Return the count of lines that mention "reported", with no other words.

Data entries

• • •

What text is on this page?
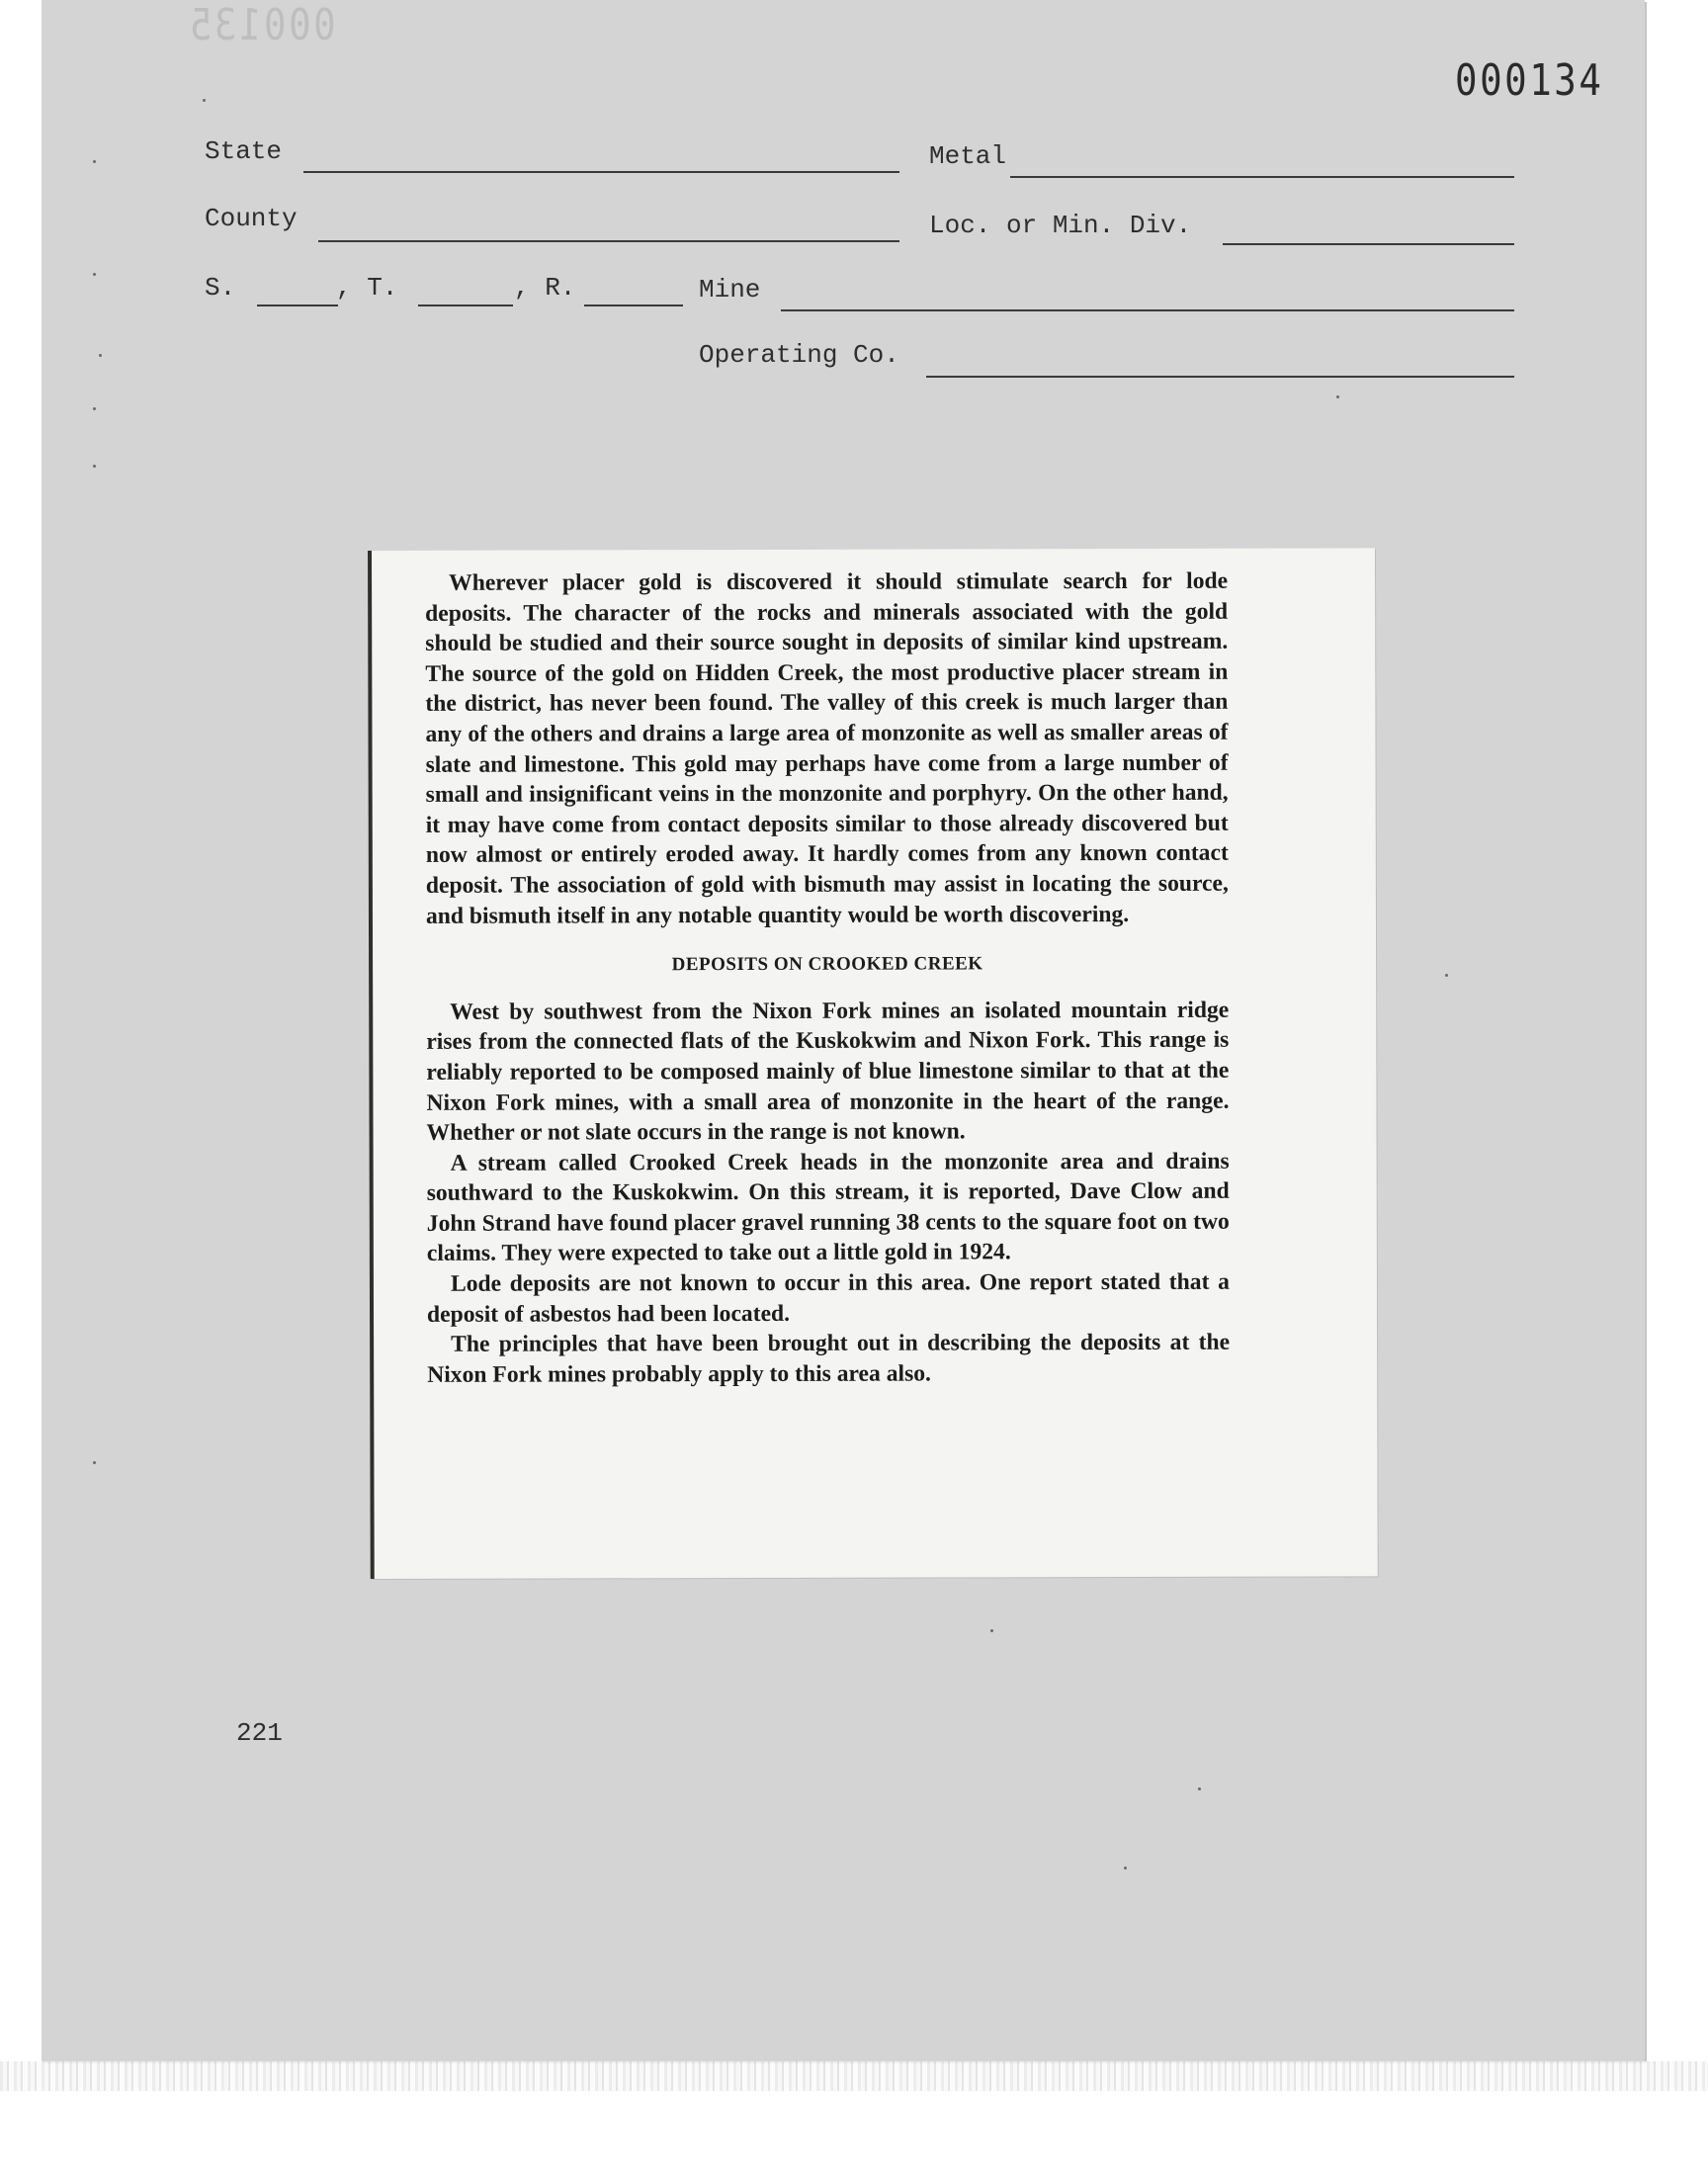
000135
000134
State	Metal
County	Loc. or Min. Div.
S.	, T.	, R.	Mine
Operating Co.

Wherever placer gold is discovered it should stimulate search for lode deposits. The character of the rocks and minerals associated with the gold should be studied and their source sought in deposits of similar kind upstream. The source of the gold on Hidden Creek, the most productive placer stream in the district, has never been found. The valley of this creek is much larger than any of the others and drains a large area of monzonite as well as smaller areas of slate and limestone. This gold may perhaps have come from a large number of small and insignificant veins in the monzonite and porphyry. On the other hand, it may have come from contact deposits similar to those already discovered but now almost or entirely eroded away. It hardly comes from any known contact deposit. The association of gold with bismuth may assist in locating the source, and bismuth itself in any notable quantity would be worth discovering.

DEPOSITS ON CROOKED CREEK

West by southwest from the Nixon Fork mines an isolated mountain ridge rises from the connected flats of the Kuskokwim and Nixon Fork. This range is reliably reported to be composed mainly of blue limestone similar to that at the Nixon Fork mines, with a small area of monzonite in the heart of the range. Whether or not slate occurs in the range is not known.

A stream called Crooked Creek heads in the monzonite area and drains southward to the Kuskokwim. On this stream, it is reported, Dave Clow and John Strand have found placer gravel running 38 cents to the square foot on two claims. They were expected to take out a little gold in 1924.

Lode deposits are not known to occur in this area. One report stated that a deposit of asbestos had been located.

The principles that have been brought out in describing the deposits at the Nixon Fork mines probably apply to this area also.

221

• • •

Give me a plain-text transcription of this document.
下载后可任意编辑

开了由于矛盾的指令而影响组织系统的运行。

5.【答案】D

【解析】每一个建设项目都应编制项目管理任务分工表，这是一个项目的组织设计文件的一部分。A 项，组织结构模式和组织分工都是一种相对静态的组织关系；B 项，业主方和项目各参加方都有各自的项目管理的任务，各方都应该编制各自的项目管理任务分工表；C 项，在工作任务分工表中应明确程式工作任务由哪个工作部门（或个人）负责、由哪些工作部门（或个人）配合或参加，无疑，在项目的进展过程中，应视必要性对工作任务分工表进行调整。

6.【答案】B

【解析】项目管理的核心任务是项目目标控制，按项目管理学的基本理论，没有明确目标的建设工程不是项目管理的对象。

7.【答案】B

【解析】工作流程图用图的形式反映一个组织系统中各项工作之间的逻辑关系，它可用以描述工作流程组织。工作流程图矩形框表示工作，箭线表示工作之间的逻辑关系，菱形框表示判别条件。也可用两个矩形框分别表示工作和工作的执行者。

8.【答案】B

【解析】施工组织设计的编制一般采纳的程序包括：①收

• • •

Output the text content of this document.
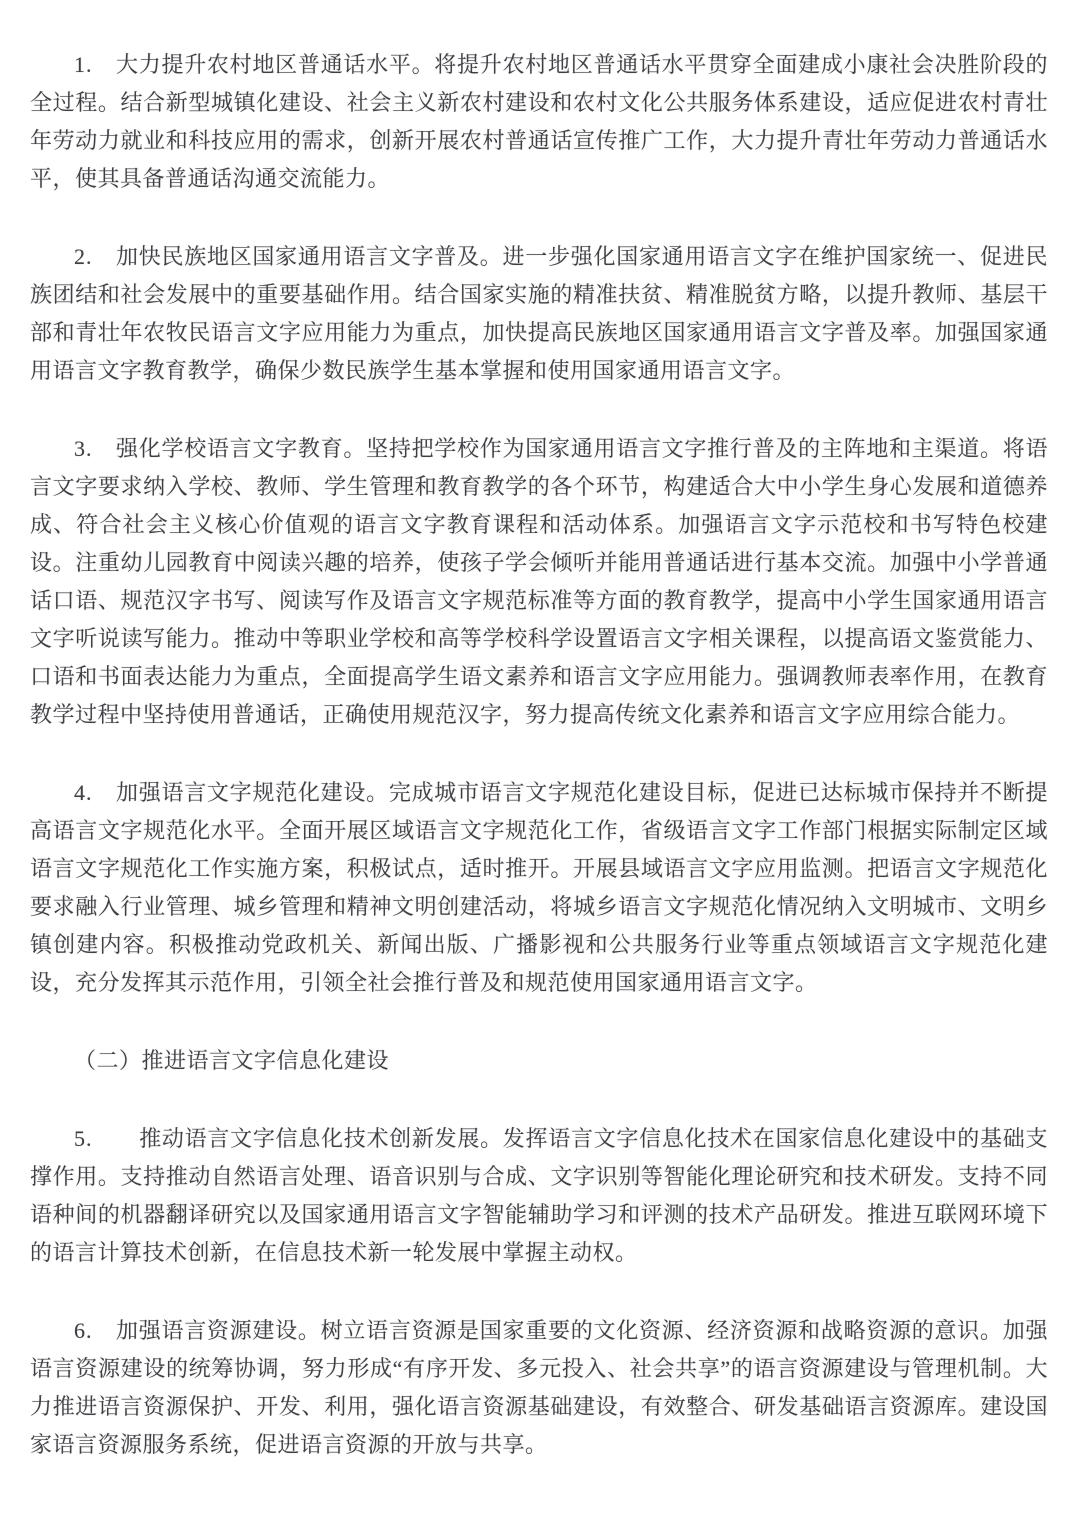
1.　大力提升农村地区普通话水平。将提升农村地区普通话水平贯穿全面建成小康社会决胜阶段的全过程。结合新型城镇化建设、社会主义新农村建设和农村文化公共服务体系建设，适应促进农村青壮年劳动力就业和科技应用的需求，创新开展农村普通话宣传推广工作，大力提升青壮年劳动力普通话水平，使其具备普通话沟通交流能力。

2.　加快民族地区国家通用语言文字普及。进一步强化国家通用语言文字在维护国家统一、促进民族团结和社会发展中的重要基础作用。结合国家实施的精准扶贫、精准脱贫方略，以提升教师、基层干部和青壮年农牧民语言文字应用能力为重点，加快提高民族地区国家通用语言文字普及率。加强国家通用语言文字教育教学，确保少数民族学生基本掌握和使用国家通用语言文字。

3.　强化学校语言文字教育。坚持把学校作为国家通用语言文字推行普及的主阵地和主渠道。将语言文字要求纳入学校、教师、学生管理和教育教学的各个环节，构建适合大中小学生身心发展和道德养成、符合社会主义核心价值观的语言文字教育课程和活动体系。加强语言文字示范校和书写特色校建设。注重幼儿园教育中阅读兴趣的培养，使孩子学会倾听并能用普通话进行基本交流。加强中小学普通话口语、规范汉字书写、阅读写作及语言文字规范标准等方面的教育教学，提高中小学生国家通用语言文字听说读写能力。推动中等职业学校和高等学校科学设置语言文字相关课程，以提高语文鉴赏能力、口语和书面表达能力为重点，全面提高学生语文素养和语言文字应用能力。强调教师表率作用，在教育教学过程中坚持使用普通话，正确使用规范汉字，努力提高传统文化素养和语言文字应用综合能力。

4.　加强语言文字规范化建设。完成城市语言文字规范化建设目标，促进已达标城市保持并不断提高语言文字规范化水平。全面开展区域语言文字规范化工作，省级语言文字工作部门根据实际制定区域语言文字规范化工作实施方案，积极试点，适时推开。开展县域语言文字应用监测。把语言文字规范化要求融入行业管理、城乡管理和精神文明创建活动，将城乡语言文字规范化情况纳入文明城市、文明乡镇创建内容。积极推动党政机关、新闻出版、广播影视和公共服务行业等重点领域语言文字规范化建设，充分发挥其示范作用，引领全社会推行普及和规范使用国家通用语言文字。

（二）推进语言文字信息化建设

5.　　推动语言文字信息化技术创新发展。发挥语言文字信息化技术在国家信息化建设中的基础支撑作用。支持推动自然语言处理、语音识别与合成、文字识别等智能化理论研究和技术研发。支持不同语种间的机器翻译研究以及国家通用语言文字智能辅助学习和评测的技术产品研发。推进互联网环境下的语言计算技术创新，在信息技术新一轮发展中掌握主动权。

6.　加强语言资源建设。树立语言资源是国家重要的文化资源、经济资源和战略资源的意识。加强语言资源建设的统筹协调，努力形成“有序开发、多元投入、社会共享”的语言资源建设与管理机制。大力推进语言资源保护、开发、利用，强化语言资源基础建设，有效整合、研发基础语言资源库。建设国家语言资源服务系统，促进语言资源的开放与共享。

• • •

:: RESULT OF THE TASK ::
2